• **REQUIRED WORK**
Leaving out every picture, quote the data below exactly as it appears.

** BEGIN **

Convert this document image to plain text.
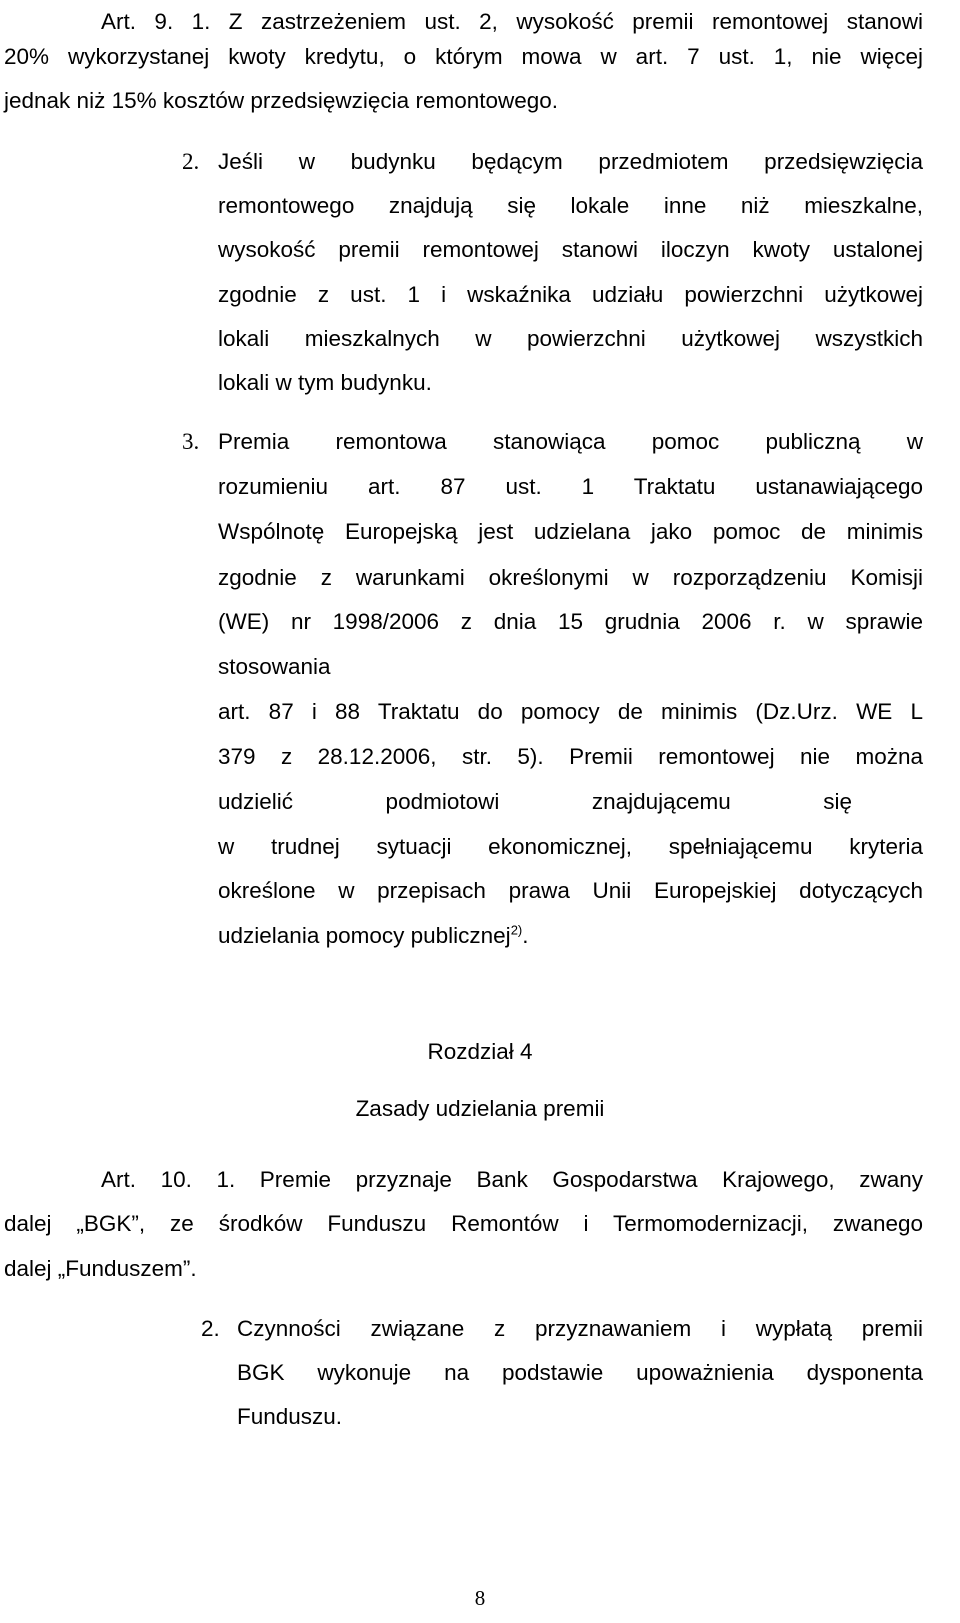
Art. 9. 1. Z zastrzeżeniem ust. 2, wysokość premii remontowej stanowi
20% wykorzystanej kwoty kredytu, o którym mowa w art. 7 ust. 1, nie więcej
jednak niż 15% kosztów przedsięwzięcia remontowego.
2. Jeśli w budynku będącym przedmiotem przedsięwzięcia
remontowego znajdują się lokale inne niż mieszkalne,
wysokość premii remontowej stanowi iloczyn kwoty ustalonej
zgodnie z ust. 1 i wskaźnika udziału powierzchni użytkowej
lokali mieszkalnych w powierzchni użytkowej wszystkich
lokali w tym budynku.
3. Premia remontowa stanowiąca pomoc publiczną w
rozumieniu art. 87 ust. 1 Traktatu ustanawiającego
Wspólnotę Europejską jest udzielana jako pomoc de minimis
zgodnie z warunkami określonymi w rozporządzeniu Komisji
(WE) nr 1998/2006 z dnia 15 grudnia 2006 r. w sprawie
stosowania
art. 87 i 88 Traktatu do pomocy de minimis (Dz.Urz. WE L
379 z 28.12.2006, str. 5). Premii remontowej nie można
udzielić podmiotowi znajdującemu się
w trudnej sytuacji ekonomicznej, spełniającemu kryteria
określone w przepisach prawa Unii Europejskiej dotyczących
udzielania pomocy publicznej$^{2)}$.
Rozdział 4
Zasady udzielania premii
Art. 10. 1. Premie przyznaje Bank Gospodarstwa Krajowego, zwany
dalej „BGK”, ze środków Funduszu Remontów i Termomodernizacji, zwanego
dalej „Funduszem”.
2. Czynności związane z przyznawaniem i wypłatą premii
BGK wykonuje na podstawie upoważnienia dysponenta
Funduszu.
8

** END **

• **SOLUTION FOR THIS TASK**
Convert this document image to plain text.
Art. 9. 1. Z zastrzeżeniem ust. 2, wysokość premii remontowej stanowi
20% wykorzystanej kwoty kredytu, o którym mowa w art. 7 ust. 1, nie więcej
jednak niż 15% kosztów przedsięwzięcia remontowego.
2. Jeśli w budynku będącym przedmiotem przedsięwzięcia
remontowego znajdują się lokale inne niż mieszkalne,
wysokość premii remontowej stanowi iloczyn kwoty ustalonej
zgodnie z ust. 1 i wskaźnika udziału powierzchni użytkowej
lokali mieszkalnych w powierzchni użytkowej wszystkich
lokali w tym budynku.
3. Premia remontowa stanowiąca pomoc publiczną w
rozumieniu art. 87 ust. 1 Traktatu ustanawiającego
Wspólnotę Europejską jest udzielana jako pomoc de minimis
zgodnie z warunkami określonymi w rozporządzeniu Komisji
(WE) nr 1998/2006 z dnia 15 grudnia 2006 r. w sprawie
stosowania
art. 87 i 88 Traktatu do pomocy de minimis (Dz.Urz. WE L
379 z 28.12.2006, str. 5). Premii remontowej nie można
udzielić podmiotowi znajdującemu się
w trudnej sytuacji ekonomicznej, spełniającemu kryteria
określone w przepisach prawa Unii Europejskiej dotyczących
udzielania pomocy publicznej$^{2)}$.
Rozdział 4
Zasady udzielania premii
Art. 10. 1. Premie przyznaje Bank Gospodarstwa Krajowego, zwany
dalej „BGK”, ze środków Funduszu Remontów i Termomodernizacji, zwanego
dalej „Funduszem”.
2. Czynności związane z przyznawaniem i wypłatą premii
BGK wykonuje na podstawie upoważnienia dysponenta
Funduszu.
8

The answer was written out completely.